Data entries:
-- Start --

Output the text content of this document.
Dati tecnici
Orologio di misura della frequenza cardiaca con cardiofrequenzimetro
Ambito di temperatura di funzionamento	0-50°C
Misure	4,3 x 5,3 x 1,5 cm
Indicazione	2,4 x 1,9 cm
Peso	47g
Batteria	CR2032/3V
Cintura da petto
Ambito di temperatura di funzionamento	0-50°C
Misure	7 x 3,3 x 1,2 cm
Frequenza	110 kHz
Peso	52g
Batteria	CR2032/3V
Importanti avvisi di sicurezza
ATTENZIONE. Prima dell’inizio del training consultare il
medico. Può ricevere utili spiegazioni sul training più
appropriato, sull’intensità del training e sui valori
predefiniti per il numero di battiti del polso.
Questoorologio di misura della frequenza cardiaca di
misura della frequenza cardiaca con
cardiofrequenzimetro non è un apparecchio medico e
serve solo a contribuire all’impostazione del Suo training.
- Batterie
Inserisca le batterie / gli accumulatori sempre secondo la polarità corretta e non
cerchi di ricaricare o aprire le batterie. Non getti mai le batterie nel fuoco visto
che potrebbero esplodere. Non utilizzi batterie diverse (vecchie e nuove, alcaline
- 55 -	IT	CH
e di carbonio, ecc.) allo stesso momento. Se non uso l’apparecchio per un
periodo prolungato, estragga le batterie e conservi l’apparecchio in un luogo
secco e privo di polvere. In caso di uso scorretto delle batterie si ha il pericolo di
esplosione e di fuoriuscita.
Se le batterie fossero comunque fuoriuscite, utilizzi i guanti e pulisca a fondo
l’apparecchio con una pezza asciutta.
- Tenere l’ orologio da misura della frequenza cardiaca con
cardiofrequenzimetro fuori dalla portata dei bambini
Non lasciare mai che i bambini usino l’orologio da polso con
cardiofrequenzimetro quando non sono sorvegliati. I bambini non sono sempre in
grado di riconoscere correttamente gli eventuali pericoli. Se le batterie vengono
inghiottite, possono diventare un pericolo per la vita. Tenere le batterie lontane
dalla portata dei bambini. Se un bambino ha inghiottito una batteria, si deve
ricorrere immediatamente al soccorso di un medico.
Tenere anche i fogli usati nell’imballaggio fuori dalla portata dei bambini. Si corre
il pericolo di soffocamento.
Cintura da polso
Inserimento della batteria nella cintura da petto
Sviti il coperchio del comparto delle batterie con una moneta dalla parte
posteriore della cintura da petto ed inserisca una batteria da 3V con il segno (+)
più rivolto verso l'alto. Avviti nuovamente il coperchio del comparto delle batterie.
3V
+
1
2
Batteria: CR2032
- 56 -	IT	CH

-- End --

— EXERCISE REQUIREMENTS —
Exactly reproduce the material above.

— COMPLETE OUTPUT —
Output the text content of this document.
Dati tecnici
Orologio di misura della frequenza cardiaca con cardiofrequenzimetro
Ambito di temperatura di funzionamento	0-50°C
Misure	4,3 x 5,3 x 1,5 cm
Indicazione	2,4 x 1,9 cm
Peso	47g
Batteria	CR2032/3V
Cintura da petto
Ambito di temperatura di funzionamento	0-50°C
Misure	7 x 3,3 x 1,2 cm
Frequenza	110 kHz
Peso	52g
Batteria	CR2032/3V
Importanti avvisi di sicurezza
ATTENZIONE. Prima dell’inizio del training consultare il
medico. Può ricevere utili spiegazioni sul training più
appropriato, sull’intensità del training e sui valori
predefiniti per il numero di battiti del polso.
Questoorologio di misura della frequenza cardiaca di
misura della frequenza cardiaca con
cardiofrequenzimetro non è un apparecchio medico e
serve solo a contribuire all’impostazione del Suo training.
- Batterie
Inserisca le batterie / gli accumulatori sempre secondo la polarità corretta e non
cerchi di ricaricare o aprire le batterie. Non getti mai le batterie nel fuoco visto
che potrebbero esplodere. Non utilizzi batterie diverse (vecchie e nuove, alcaline
- 55 -	IT	CH
e di carbonio, ecc.) allo stesso momento. Se non uso l’apparecchio per un
periodo prolungato, estragga le batterie e conservi l’apparecchio in un luogo
secco e privo di polvere. In caso di uso scorretto delle batterie si ha il pericolo di
esplosione e di fuoriuscita.
Se le batterie fossero comunque fuoriuscite, utilizzi i guanti e pulisca a fondo
l’apparecchio con una pezza asciutta.
- Tenere l’ orologio da misura della frequenza cardiaca con
cardiofrequenzimetro fuori dalla portata dei bambini
Non lasciare mai che i bambini usino l’orologio da polso con
cardiofrequenzimetro quando non sono sorvegliati. I bambini non sono sempre in
grado di riconoscere correttamente gli eventuali pericoli. Se le batterie vengono
inghiottite, possono diventare un pericolo per la vita. Tenere le batterie lontane
dalla portata dei bambini. Se un bambino ha inghiottito una batteria, si deve
ricorrere immediatamente al soccorso di un medico.
Tenere anche i fogli usati nell’imballaggio fuori dalla portata dei bambini. Si corre
il pericolo di soffocamento.
Cintura da polso
Inserimento della batteria nella cintura da petto
Sviti il coperchio del comparto delle batterie con una moneta dalla parte
posteriore della cintura da petto ed inserisca una batteria da 3V con il segno (+)
più rivolto verso l'alto. Avviti nuovamente il coperchio del comparto delle batterie.
3V
+
1
2
Batteria: CR2032
- 56 -	IT	CH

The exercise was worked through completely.